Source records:
──────
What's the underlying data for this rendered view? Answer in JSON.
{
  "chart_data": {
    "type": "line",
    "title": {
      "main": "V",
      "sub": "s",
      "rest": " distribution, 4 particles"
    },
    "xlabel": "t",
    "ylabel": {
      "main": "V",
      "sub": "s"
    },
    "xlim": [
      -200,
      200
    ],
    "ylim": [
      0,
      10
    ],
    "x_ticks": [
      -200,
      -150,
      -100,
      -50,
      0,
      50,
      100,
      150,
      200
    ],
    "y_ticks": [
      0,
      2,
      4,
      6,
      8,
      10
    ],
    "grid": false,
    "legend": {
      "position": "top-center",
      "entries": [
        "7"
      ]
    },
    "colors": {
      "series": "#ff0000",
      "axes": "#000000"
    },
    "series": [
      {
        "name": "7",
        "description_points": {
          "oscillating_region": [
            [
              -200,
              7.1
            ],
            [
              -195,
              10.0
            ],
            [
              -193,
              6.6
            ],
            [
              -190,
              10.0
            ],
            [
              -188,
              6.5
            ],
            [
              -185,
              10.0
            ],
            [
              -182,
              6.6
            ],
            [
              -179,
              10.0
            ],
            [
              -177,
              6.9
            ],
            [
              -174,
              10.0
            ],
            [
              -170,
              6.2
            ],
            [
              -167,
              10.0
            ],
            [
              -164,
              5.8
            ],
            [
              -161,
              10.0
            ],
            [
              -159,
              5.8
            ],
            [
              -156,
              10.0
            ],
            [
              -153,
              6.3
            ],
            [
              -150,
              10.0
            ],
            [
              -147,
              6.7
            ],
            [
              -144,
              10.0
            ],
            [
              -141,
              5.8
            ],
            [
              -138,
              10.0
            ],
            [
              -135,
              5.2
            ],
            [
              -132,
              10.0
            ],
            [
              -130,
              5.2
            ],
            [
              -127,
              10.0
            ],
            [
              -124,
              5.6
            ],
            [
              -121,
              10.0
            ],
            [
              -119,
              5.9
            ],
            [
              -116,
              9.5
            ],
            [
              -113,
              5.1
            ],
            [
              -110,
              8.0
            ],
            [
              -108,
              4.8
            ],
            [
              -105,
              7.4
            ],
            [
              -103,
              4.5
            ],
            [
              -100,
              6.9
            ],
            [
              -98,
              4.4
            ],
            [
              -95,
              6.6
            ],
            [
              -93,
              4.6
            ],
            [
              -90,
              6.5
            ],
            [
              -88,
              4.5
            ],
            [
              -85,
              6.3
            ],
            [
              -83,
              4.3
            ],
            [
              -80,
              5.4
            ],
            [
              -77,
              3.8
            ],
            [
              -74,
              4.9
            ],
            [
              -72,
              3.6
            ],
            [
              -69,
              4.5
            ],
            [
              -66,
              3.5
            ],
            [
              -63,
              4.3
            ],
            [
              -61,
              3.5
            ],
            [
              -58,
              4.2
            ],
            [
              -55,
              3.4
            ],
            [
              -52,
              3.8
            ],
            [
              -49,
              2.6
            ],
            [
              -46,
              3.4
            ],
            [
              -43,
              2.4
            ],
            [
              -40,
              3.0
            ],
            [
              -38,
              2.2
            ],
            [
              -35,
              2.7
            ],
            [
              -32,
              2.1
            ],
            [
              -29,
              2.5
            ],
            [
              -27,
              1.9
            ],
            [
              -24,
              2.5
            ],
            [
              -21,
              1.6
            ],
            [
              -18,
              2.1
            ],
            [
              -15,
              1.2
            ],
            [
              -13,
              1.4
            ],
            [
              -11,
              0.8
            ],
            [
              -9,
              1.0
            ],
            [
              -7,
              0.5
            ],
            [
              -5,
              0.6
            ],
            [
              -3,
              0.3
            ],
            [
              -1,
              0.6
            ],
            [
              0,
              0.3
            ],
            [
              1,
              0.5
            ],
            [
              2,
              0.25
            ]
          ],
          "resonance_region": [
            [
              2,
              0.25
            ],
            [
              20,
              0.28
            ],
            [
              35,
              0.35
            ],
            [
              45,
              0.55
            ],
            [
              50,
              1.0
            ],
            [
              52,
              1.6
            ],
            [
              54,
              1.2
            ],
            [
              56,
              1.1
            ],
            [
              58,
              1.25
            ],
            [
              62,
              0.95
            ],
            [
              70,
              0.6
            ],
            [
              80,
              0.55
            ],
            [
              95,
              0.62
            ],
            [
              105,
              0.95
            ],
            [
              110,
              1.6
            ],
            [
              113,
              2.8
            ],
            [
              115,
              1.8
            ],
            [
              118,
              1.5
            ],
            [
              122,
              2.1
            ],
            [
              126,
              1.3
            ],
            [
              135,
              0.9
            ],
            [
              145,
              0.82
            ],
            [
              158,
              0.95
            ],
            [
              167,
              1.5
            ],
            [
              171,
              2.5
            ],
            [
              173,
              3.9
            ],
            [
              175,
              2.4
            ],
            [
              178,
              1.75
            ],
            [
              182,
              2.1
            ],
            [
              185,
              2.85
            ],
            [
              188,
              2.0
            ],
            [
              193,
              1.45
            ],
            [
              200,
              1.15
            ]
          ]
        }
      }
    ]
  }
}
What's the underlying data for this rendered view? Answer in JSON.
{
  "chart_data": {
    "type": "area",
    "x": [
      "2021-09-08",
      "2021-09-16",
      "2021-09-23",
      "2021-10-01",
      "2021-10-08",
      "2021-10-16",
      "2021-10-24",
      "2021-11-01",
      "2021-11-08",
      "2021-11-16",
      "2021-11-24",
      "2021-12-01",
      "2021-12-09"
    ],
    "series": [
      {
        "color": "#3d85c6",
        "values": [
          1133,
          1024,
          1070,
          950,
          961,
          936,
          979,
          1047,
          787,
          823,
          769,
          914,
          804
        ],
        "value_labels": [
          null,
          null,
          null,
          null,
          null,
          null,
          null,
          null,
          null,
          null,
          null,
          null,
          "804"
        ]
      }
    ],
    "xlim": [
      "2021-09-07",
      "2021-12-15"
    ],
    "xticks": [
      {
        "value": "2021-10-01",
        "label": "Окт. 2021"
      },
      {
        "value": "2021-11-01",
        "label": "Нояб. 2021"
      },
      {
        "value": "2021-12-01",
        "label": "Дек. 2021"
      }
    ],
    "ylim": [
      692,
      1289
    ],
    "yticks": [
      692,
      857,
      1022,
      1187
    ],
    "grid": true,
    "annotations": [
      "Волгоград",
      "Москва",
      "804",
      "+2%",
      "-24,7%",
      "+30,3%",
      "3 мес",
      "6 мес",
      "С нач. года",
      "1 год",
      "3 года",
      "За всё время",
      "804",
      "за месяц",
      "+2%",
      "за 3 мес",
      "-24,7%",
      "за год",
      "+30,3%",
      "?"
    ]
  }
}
──────
*WHAT TO DO*. Working from the material above, retype it in its entirety without change.

*SOLUTION TO THE PROBLEM*.
What's the underlying data for this rendered view? Answer in JSON.
{
  "chart_data": {
    "type": "line",
    "title": {
      "main": "V",
      "sub": "s",
      "rest": " distribution, 4 particles"
    },
    "xlabel": "t",
    "ylabel": {
      "main": "V",
      "sub": "s"
    },
    "xlim": [
      -200,
      200
    ],
    "ylim": [
      0,
      10
    ],
    "x_ticks": [
      -200,
      -150,
      -100,
      -50,
      0,
      50,
      100,
      150,
      200
    ],
    "y_ticks": [
      0,
      2,
      4,
      6,
      8,
      10
    ],
    "grid": false,
    "legend": {
      "position": "top-center",
      "entries": [
        "7"
      ]
    },
    "colors": {
      "series": "#ff0000",
      "axes": "#000000"
    },
    "series": [
      {
        "name": "7",
        "description_points": {
          "oscillating_region": [
            [
              -200,
              7.1
            ],
            [
              -195,
              10.0
            ],
            [
              -193,
              6.6
            ],
            [
              -190,
              10.0
            ],
            [
              -188,
              6.5
            ],
            [
              -185,
              10.0
            ],
            [
              -182,
              6.6
            ],
            [
              -179,
              10.0
            ],
            [
              -177,
              6.9
            ],
            [
              -174,
              10.0
            ],
            [
              -170,
              6.2
            ],
            [
              -167,
              10.0
            ],
            [
              -164,
              5.8
            ],
            [
              -161,
              10.0
            ],
            [
              -159,
              5.8
            ],
            [
              -156,
              10.0
            ],
            [
              -153,
              6.3
            ],
            [
              -150,
              10.0
            ],
            [
              -147,
              6.7
            ],
            [
              -144,
              10.0
            ],
            [
              -141,
              5.8
            ],
            [
              -138,
              10.0
            ],
            [
              -135,
              5.2
            ],
            [
              -132,
              10.0
            ],
            [
              -130,
              5.2
            ],
            [
              -127,
              10.0
            ],
            [
              -124,
              5.6
            ],
            [
              -121,
              10.0
            ],
            [
              -119,
              5.9
            ],
            [
              -116,
              9.5
            ],
            [
              -113,
              5.1
            ],
            [
              -110,
              8.0
            ],
            [
              -108,
              4.8
            ],
            [
              -105,
              7.4
            ],
            [
              -103,
              4.5
            ],
            [
              -100,
              6.9
            ],
            [
              -98,
              4.4
            ],
            [
              -95,
              6.6
            ],
            [
              -93,
              4.6
            ],
            [
              -90,
              6.5
            ],
            [
              -88,
              4.5
            ],
            [
              -85,
              6.3
            ],
            [
              -83,
              4.3
            ],
            [
              -80,
              5.4
            ],
            [
              -77,
              3.8
            ],
            [
              -74,
              4.9
            ],
            [
              -72,
              3.6
            ],
            [
              -69,
              4.5
            ],
            [
              -66,
              3.5
            ],
            [
              -63,
              4.3
            ],
            [
              -61,
              3.5
            ],
            [
              -58,
              4.2
            ],
            [
              -55,
              3.4
            ],
            [
              -52,
              3.8
            ],
            [
              -49,
              2.6
            ],
            [
              -46,
              3.4
            ],
            [
              -43,
              2.4
            ],
            [
              -40,
              3.0
            ],
            [
              -38,
              2.2
            ],
            [
              -35,
              2.7
            ],
            [
              -32,
              2.1
            ],
            [
              -29,
              2.5
            ],
            [
              -27,
              1.9
            ],
            [
              -24,
              2.5
            ],
            [
              -21,
              1.6
            ],
            [
              -18,
              2.1
            ],
            [
              -15,
              1.2
            ],
            [
              -13,
              1.4
            ],
            [
              -11,
              0.8
            ],
            [
              -9,
              1.0
            ],
            [
              -7,
              0.5
            ],
            [
              -5,
              0.6
            ],
            [
              -3,
              0.3
            ],
            [
              -1,
              0.6
            ],
            [
              0,
              0.3
            ],
            [
              1,
              0.5
            ],
            [
              2,
              0.25
            ]
          ],
          "resonance_region": [
            [
              2,
              0.25
            ],
            [
              20,
              0.28
            ],
            [
              35,
              0.35
            ],
            [
              45,
              0.55
            ],
            [
              50,
              1.0
            ],
            [
              52,
              1.6
            ],
            [
              54,
              1.2
            ],
            [
              56,
              1.1
            ],
            [
              58,
              1.25
            ],
            [
              62,
              0.95
            ],
            [
              70,
              0.6
            ],
            [
              80,
              0.55
            ],
            [
              95,
              0.62
            ],
            [
              105,
              0.95
            ],
            [
              110,
              1.6
            ],
            [
              113,
              2.8
            ],
            [
              115,
              1.8
            ],
            [
              118,
              1.5
            ],
            [
              122,
              2.1
            ],
            [
              126,
              1.3
            ],
            [
              135,
              0.9
            ],
            [
              145,
              0.82
            ],
            [
              158,
              0.95
            ],
            [
              167,
              1.5
            ],
            [
              171,
              2.5
            ],
            [
              173,
              3.9
            ],
            [
              175,
              2.4
            ],
            [
              178,
              1.75
            ],
            [
              182,
              2.1
            ],
            [
              185,
              2.85
            ],
            [
              188,
              2.0
            ],
            [
              193,
              1.45
            ],
            [
              200,
              1.15
            ]
          ]
        }
      }
    ]
  }
}
What's the underlying data for this rendered view? Answer in JSON.
{
  "chart_data": {
    "type": "area",
    "x": [
      "2021-09-08",
      "2021-09-16",
      "2021-09-23",
      "2021-10-01",
      "2021-10-08",
      "2021-10-16",
      "2021-10-24",
      "2021-11-01",
      "2021-11-08",
      "2021-11-16",
      "2021-11-24",
      "2021-12-01",
      "2021-12-09"
    ],
    "series": [
      {
        "color": "#3d85c6",
        "values": [
          1133,
          1024,
          1070,
          950,
          961,
          936,
          979,
          1047,
          787,
          823,
          769,
          914,
          804
        ],
        "value_labels": [
          null,
          null,
          null,
          null,
          null,
          null,
          null,
          null,
          null,
          null,
          null,
          null,
          "804"
        ]
      }
    ],
    "xlim": [
      "2021-09-07",
      "2021-12-15"
    ],
    "xticks": [
      {
        "value": "2021-10-01",
        "label": "Окт. 2021"
      },
      {
        "value": "2021-11-01",
        "label": "Нояб. 2021"
      },
      {
        "value": "2021-12-01",
        "label": "Дек. 2021"
      }
    ],
    "ylim": [
      692,
      1289
    ],
    "yticks": [
      692,
      857,
      1022,
      1187
    ],
    "grid": true,
    "annotations": [
      "Волгоград",
      "Москва",
      "804",
      "+2%",
      "-24,7%",
      "+30,3%",
      "3 мес",
      "6 мес",
      "С нач. года",
      "1 год",
      "3 года",
      "За всё время",
      "804",
      "за месяц",
      "+2%",
      "за 3 мес",
      "-24,7%",
      "за год",
      "+30,3%",
      "?"
    ]
  }
}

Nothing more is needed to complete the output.